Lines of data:
- - -
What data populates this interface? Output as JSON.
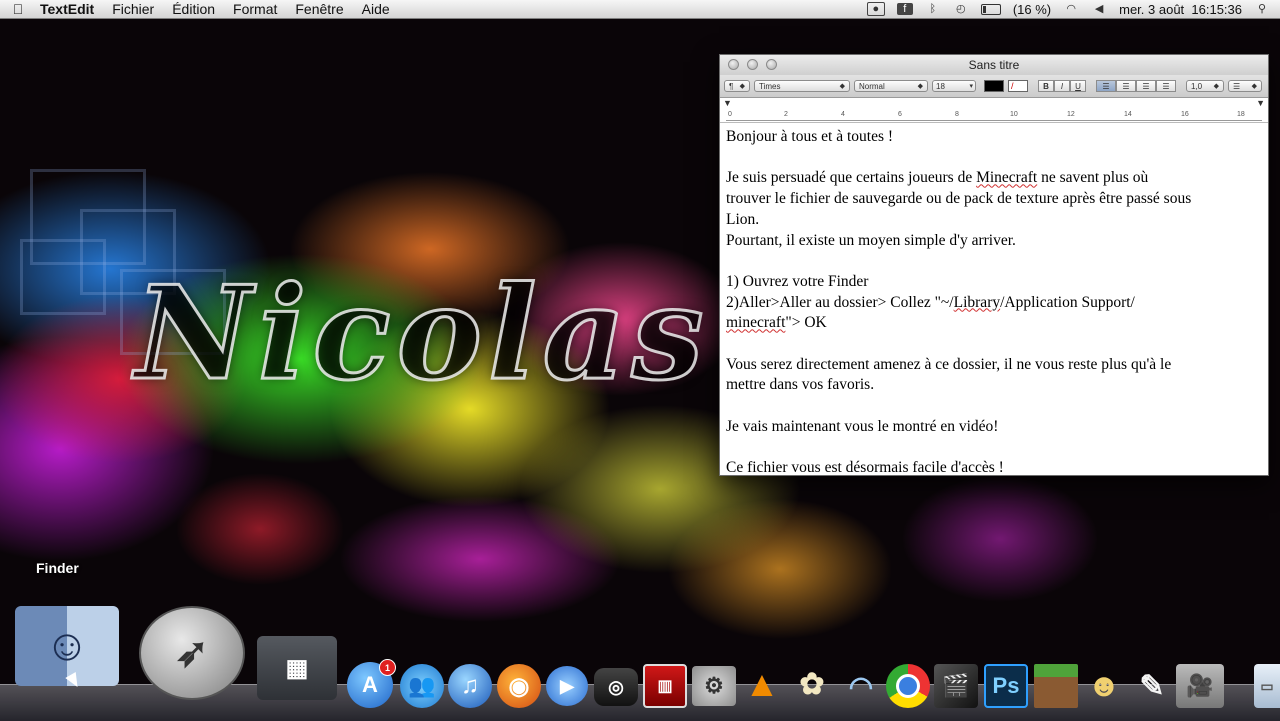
{
  "menubar": {
    "app_name": "TextEdit",
    "menus": [
      "Fichier",
      "Édition",
      "Format",
      "Fenêtre",
      "Aide"
    ],
    "battery_text": "(16 %)",
    "battery_level": 0.16,
    "clock": "mer. 3 août  16:15:36"
  },
  "wallpaper": {
    "text": "Nicolas C"
  },
  "window": {
    "title": "Sans titre",
    "toolbar": {
      "paragraph_style": "¶",
      "font_family": "Times",
      "font_style": "Normal",
      "font_size": "18",
      "bold": "B",
      "italic": "I",
      "underline": "U",
      "line_spacing": "1,0"
    },
    "ruler_labels": [
      "0",
      "2",
      "4",
      "6",
      "8",
      "10",
      "12",
      "14",
      "16",
      "18"
    ],
    "document_lines": [
      "Bonjour à tous et à toutes !",
      "",
      "Je suis persuadé que certains joueurs de Minecraft ne savent plus où",
      "trouver le fichier de sauvegarde ou de pack de texture après être passé sous",
      "Lion.",
      "Pourtant, il existe un moyen simple d'y arriver.",
      "",
      "1) Ouvrez votre Finder",
      "2)Aller>Aller au dossier> Collez \"~/Library/Application Support/",
      "minecraft\"> OK",
      "",
      "Vous serez directement amenez à ce dossier, il ne vous reste plus qu'à le",
      "mettre dans vos favoris.",
      "",
      "Je vais maintenant vous le montré en vidéo!",
      "",
      "Ce fichier vous est désormais facile d'accès !"
    ]
  },
  "dock": {
    "tooltip": "Finder",
    "app_store_badge": "1",
    "photoshop_label": "Ps"
  },
  "colors": {
    "menubar_bg": "#e8e8e8",
    "spell_underline": "#d03030"
  }
}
- - -
Select, from the listing, all lines that include the word "dossier".

### OUTPUT OF THE TASK
      "2)Aller>Aller au dossier> Collez \"~/Library/Application Support/",
      "Vous serez directement amenez à ce dossier, il ne vous reste plus qu'à le",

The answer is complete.